- **THE TASK**
In the notes on event structs below, reproduce the passage starting at "Unit event structs" and ending at "machines (see [bevy_fsm](https://crates.io/crates/bevy_fsm))".

EXCERPT TO READ Start Marker

Unit event structs expose ergonomic constructors so you never have to juggle hidden `PhantomData`
markers by hand. Every unit variant implements `Default`, and when a phantom marker is required the
derive also emits a `new()` helper that seeds it for you. Tuple and named variants that require
phantom markers likewise receive `new(...)` helpers that accept only the original fields.
## Use Cases
- State machines (see [bevy_fsm](https://crates.io/crates/bevy_fsm))
- Game state transitions
- Entity lifecycle events
- Animation states
- Input modes
- Any enum-based event system
- Network message events
- Input/Output events with associated data
## AI Disclaimer
- Refactoring and documentation supported by Claude Code
- Minor editing supported by ChatGPT Codex
- The process and final releases are thoroughly supervised and checked by the author
## License
Licensed under either of:
- Apache License, Version 2.0 ([LICENSE-APACHE](LICENSE-APACHE) or http://www.apache.org/licenses/LICENSE-2.0)

EXCERPT TO READ End Marker
PROVIDED RECORDS Start Marker

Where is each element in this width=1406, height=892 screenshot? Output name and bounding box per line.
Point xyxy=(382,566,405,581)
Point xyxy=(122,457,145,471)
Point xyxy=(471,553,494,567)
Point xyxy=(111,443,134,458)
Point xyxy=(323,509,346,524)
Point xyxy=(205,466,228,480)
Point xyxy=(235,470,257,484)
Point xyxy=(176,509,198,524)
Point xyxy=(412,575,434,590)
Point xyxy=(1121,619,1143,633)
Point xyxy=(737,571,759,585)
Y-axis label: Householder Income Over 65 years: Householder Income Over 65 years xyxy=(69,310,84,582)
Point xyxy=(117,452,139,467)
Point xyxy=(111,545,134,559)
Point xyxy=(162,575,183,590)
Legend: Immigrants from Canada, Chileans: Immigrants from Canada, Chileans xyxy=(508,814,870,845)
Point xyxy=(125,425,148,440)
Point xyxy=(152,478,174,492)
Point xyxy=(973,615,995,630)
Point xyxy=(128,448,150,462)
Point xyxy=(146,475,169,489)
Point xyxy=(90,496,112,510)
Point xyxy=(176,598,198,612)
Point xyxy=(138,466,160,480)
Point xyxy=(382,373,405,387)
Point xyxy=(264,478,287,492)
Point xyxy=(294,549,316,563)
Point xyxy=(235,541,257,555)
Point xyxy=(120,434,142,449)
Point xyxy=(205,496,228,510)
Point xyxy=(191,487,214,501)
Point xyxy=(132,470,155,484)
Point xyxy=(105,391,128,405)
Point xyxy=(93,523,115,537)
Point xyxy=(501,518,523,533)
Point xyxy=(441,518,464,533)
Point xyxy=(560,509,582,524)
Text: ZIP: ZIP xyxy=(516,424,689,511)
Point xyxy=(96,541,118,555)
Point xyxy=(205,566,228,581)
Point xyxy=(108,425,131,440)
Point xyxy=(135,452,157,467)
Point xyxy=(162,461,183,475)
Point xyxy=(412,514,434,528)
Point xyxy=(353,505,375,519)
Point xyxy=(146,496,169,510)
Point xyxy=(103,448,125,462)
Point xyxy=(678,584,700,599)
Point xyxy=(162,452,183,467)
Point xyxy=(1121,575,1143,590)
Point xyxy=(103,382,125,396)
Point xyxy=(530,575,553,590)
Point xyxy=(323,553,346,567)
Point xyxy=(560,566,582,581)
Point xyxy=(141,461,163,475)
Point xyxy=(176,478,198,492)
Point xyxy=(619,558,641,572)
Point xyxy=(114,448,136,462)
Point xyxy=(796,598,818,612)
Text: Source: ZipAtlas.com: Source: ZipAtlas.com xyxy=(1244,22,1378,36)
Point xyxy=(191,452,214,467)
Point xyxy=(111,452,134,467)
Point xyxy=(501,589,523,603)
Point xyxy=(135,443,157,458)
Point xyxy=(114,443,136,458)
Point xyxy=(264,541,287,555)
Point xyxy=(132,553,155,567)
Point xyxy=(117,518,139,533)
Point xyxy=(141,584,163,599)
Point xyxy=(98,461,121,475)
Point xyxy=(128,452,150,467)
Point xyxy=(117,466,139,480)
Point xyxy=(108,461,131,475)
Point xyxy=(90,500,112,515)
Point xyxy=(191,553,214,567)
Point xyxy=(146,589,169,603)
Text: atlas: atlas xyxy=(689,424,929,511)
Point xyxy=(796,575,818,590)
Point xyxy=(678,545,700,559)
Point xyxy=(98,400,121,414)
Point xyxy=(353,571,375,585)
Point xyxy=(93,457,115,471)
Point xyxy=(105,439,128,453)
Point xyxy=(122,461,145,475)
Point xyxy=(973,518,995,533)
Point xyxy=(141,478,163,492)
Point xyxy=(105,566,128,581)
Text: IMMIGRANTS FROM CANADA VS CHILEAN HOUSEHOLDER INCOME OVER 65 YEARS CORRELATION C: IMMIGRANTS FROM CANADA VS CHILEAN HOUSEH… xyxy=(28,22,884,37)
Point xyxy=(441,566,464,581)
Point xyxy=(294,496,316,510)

PROVIDED RECORDS End Marker

- **TASK ANSWER**
Unit event structs expose ergonomic constructors so you never have to juggle hidden `PhantomData`
markers by hand. Every unit variant implements `Default`, and when a phantom marker is required the
derive also emits a `new()` helper that seeds it for you. Tuple and named variants that require
phantom markers likewise receive `new(...)` helpers that accept only the original fields.
## Use Cases
- State machines (see [bevy_fsm](https://crates.io/crates/bevy_fsm))